(Collected data entries)

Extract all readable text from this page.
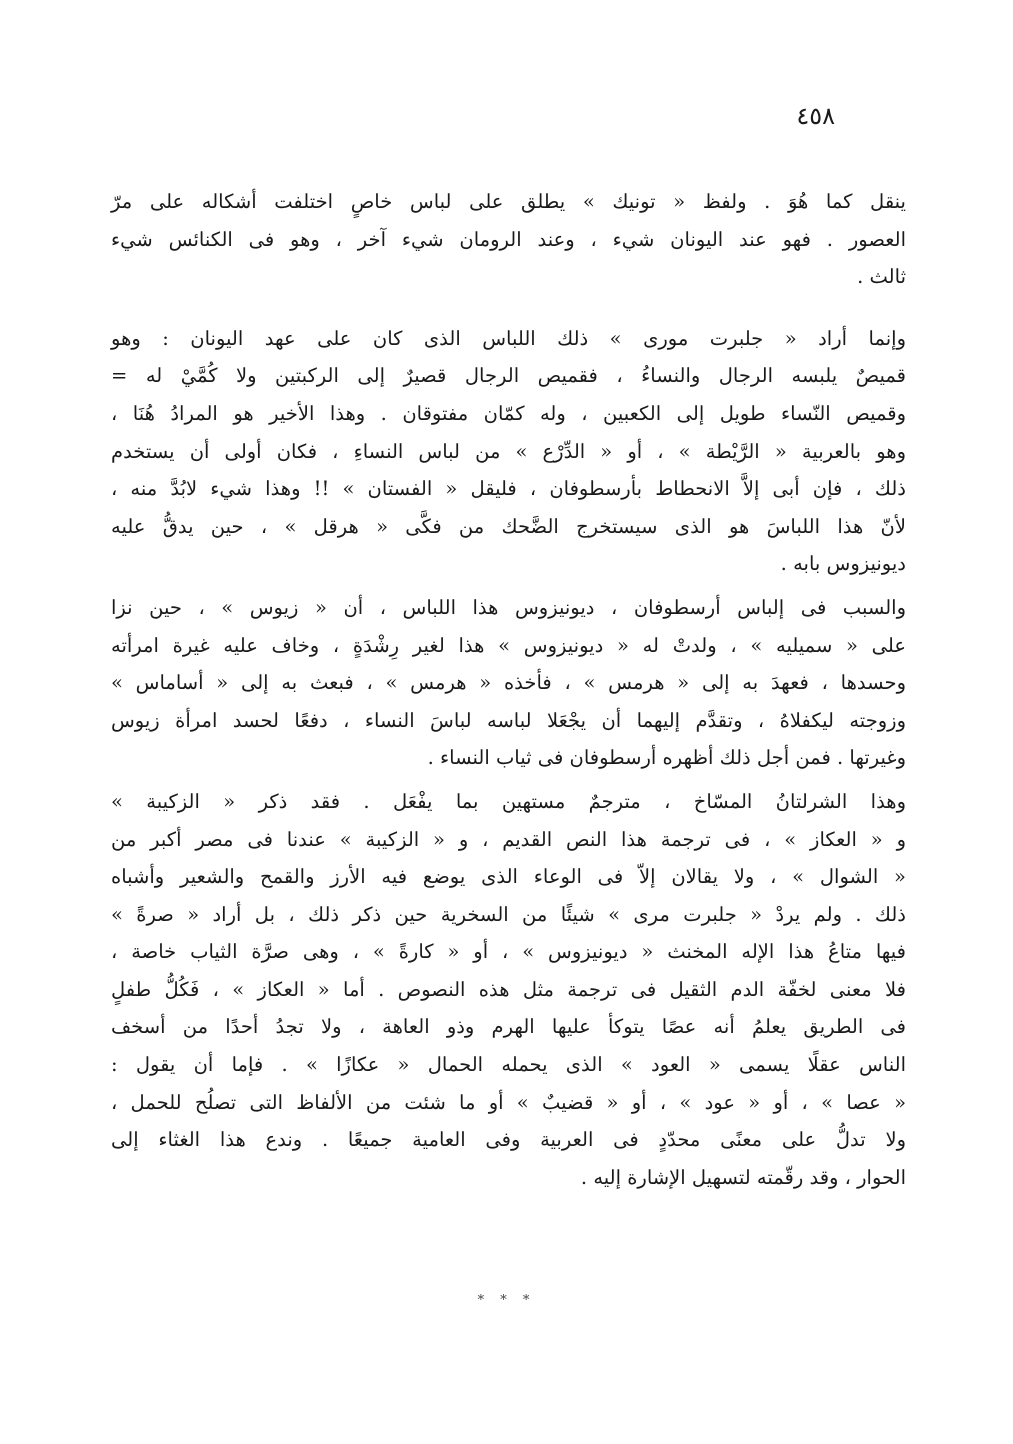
٤٥٨
ينقل كما هُوَ . ولفظ « تونيك » يطلق على لباس خاصٍ اختلفت أشكاله على مرّ
العصور . فهو عند اليونان شيء ، وعند الرومان شيء آخر ، وهو فى الكنائس شيء
ثالث .
وإنما أراد « جلبرت مورى » ذلك اللباس الذى كان على عهد اليونان : وهو
قميصٌ يلبسه الرجال والنساءُ ، فقميص الرجال قصيرٌ إلى الركبتين ولا كُمَّيْ له =
وقميص النّساء طويل إلى الكعبين ، وله كمّان مفتوقان . وهذا الأخير هو المرادُ هُنَا ،
وهو بالعربية « الرَّيْطة » ، أو « الدِّرْع » من لباس النساءِ ، فكان أولى أن يستخدم
ذلك ، فإن أبى إلاَّ الانحطاط بأرسطوفان ، فليقل « الفستان » !! وهذا شيء لابُدَّ منه ،
لأنّ هذا اللباسَ هو الذى سيستخرج الضَّحك من فكَّى « هرقل » ، حين يدقُّ عليه
ديونيزوس بابه .
والسبب فى إلباس أرسطوفان ، ديونيزوس هذا اللباس ، أن « زيوس » ، حين نزا
على « سميليه » ، ولدتْ له « ديونيزوس » هذا لغير رِشْدَةٍ ، وخاف عليه غيرة امرأته
وحسدها ، فعهدَ به إلى « هرمس » ، فأخذه « هرمس » ، فبعث به إلى « أساماس »
وزوجته ليكفلاهُ ، وتقدَّم إليهما أن يجْعَلا لباسه لباسَ النساء ، دفعًا لحسد امرأة زيوس
وغيرتها . فمن أجل ذلك أظهره أرسطوفان فى ثياب النساء .
وهذا الشرلتانُ المسّاخ ، مترجمٌ مستهين بما يفْعَل . فقد ذكر « الزكيبة »
و « العكاز » ، فى ترجمة هذا النص القديم ، و « الزكيبة » عندنا فى مصر أكبر من
« الشوال » ، ولا يقالان إلاّ فى الوعاء الذى يوضع فيه الأرز والقمح والشعير وأشباه
ذلك . ولم يردْ « جلبرت مرى » شيئًا من السخرية حين ذكر ذلك ، بل أراد « صرةً »
فيها متاعُ هذا الإله المخنث « ديونيزوس » ، أو « كارةً » ، وهى صرَّة الثياب خاصة ،
فلا معنى لخفّة الدم الثقيل فى ترجمة مثل هذه النصوص . أما « العكاز » ، فَكُلُّ طفلٍ
فى الطريق يعلمُ أنه عصًا يتوكأ عليها الهرم وذو العاهة ، ولا تجدُ أحدًا من أسخف
الناس عقلًا يسمى « العود » الذى يحمله الحمال « عكازًا » . فإما أن يقول :
« عصا » ، أو « عود » ، أو « قضيبٌ » أو ما شئت من الألفاظ التى تصلُح للحمل ،
ولا تدلُّ على معنًى محدّدٍ فى العربية وفى العامية جميعًا . وندع هذا الغثاء إلى
الحوار ، وقد رقّمته لتسهيل الإشارة إليه .
* * *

• **REQUEST**
Locate the word "العكاز" in the records and collect each line it appears in.

• **ANSWER**
و « العكاز » ، فى ترجمة هذا النص القديم ، و « الزكيبة » عندنا فى مصر أكبر من
فلا معنى لخفّة الدم الثقيل فى ترجمة مثل هذه النصوص . أما « العكاز » ، فَكُلُّ طفلٍ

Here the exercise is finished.